■ Task description
Every record must appear in your copy exactly as written, with no pictures.

■ Input data
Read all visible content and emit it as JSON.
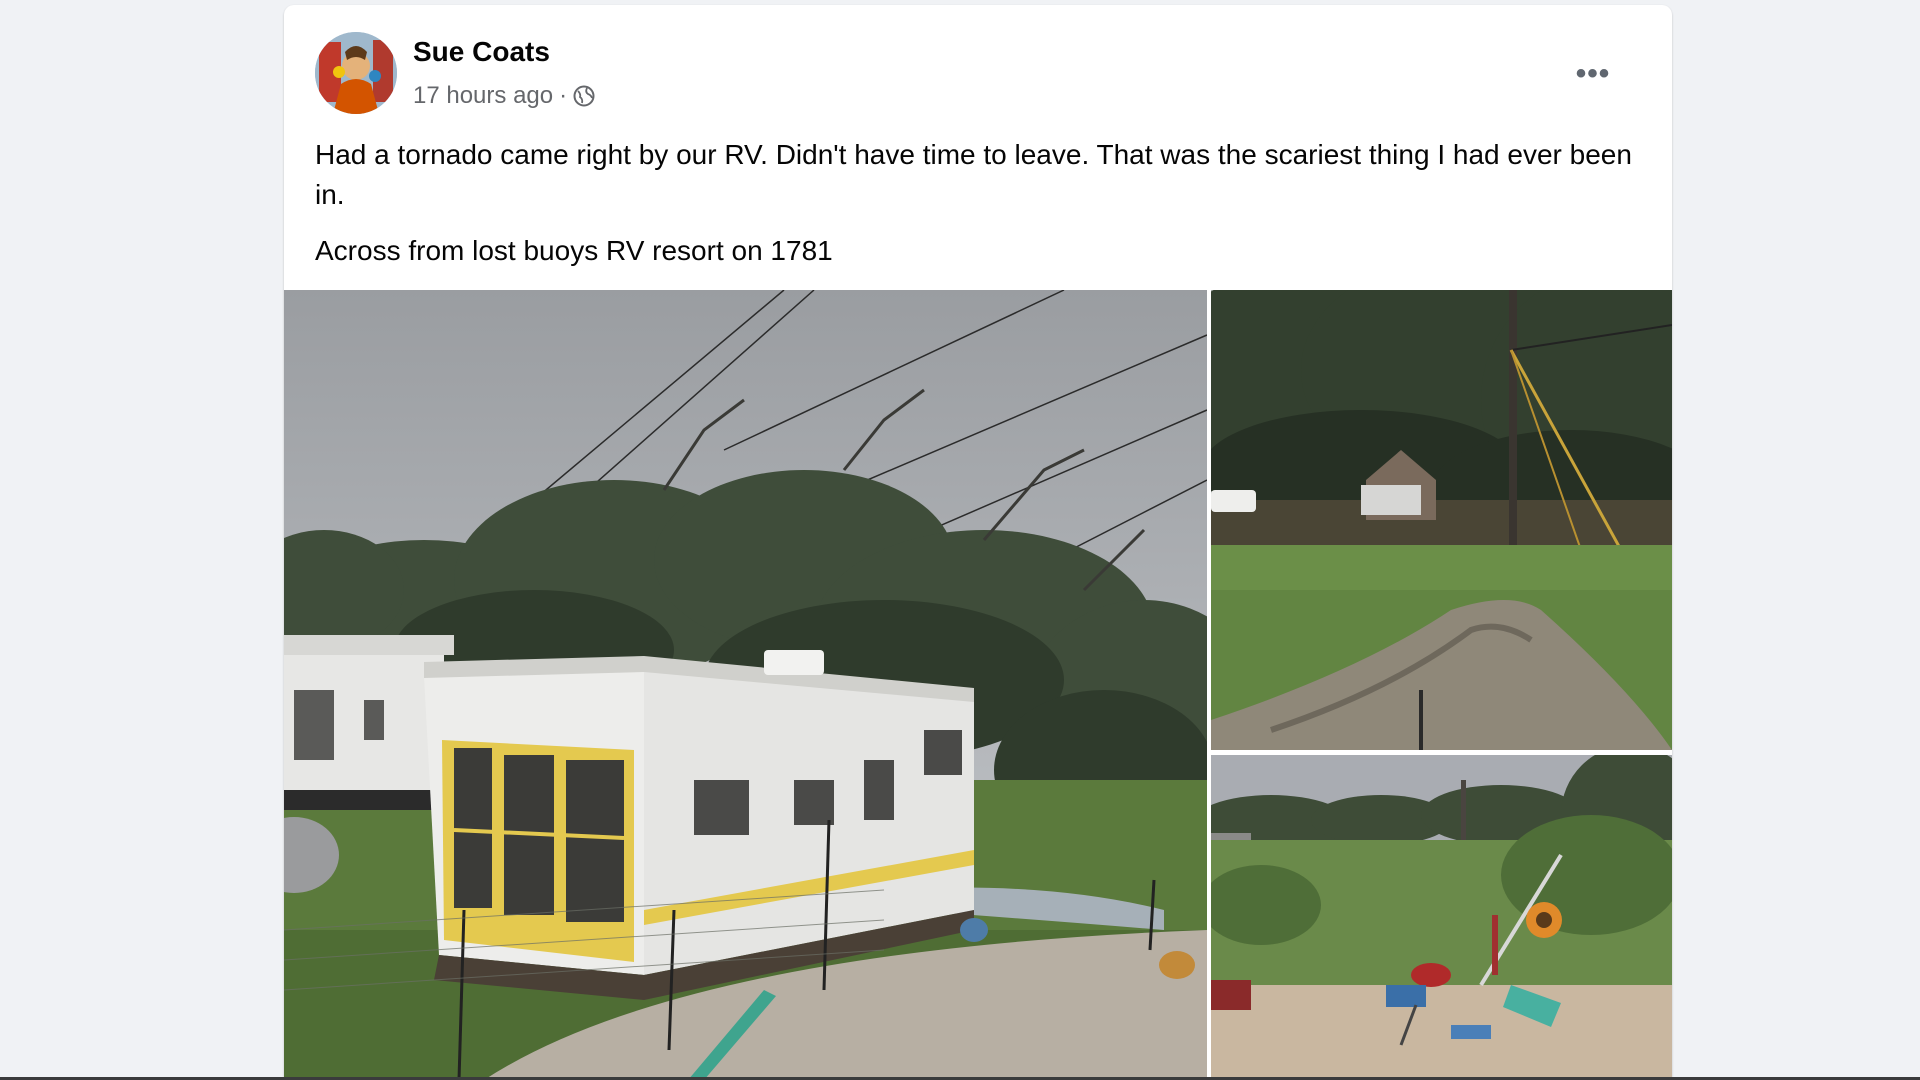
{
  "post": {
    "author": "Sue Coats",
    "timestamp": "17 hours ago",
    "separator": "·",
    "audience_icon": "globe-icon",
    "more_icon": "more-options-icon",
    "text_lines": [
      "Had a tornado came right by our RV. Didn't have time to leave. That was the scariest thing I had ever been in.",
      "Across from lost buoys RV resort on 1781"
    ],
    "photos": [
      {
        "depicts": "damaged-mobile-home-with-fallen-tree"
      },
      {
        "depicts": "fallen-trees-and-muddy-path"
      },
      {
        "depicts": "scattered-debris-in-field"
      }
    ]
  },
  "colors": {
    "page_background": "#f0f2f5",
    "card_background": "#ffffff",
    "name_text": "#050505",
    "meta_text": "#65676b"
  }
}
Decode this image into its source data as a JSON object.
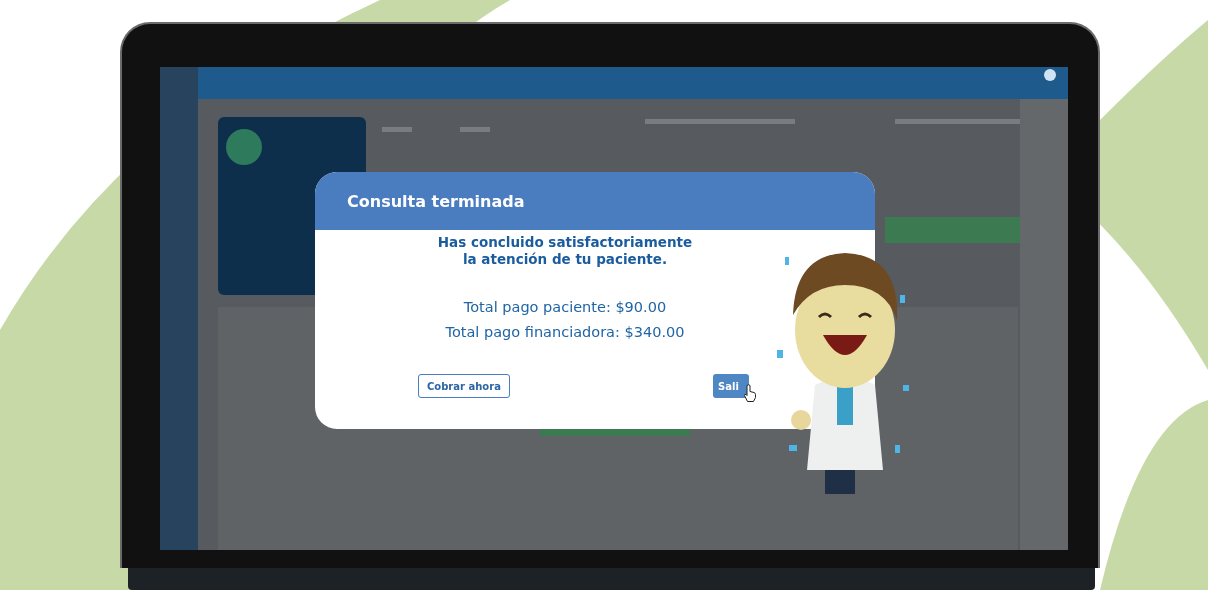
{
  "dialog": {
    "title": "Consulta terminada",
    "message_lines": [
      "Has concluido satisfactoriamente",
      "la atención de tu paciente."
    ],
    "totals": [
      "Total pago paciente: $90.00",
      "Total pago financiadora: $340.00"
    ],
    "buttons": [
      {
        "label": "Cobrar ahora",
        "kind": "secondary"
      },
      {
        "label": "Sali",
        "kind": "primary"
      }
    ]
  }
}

■ Reply to the exercise
Read all visible content and emit it as JSON.
{
  "post": {
    "author": "Sue Coats",
    "timestamp": "17 hours ago",
    "separator": "·",
    "audience_icon": "globe-icon",
    "more_icon": "more-options-icon",
    "text_lines": [
      "Had a tornado came right by our RV. Didn't have time to leave. That was the scariest thing I had ever been in.",
      "Across from lost buoys RV resort on 1781"
    ],
    "photos": [
      {
        "depicts": "damaged-mobile-home-with-fallen-tree"
      },
      {
        "depicts": "fallen-trees-and-muddy-path"
      },
      {
        "depicts": "scattered-debris-in-field"
      }
    ]
  },
  "colors": {
    "page_background": "#f0f2f5",
    "card_background": "#ffffff",
    "name_text": "#050505",
    "meta_text": "#65676b"
  }
}
Decode this image into its source data as a JSON object.
{
  "dialog": {
    "title": "Consulta terminada",
    "message_lines": [
      "Has concluido satisfactoriamente",
      "la atención de tu paciente."
    ],
    "totals": [
      "Total pago paciente: $90.00",
      "Total pago financiadora: $340.00"
    ],
    "buttons": [
      {
        "label": "Cobrar ahora",
        "kind": "secondary"
      },
      {
        "label": "Sali",
        "kind": "primary"
      }
    ]
  }
}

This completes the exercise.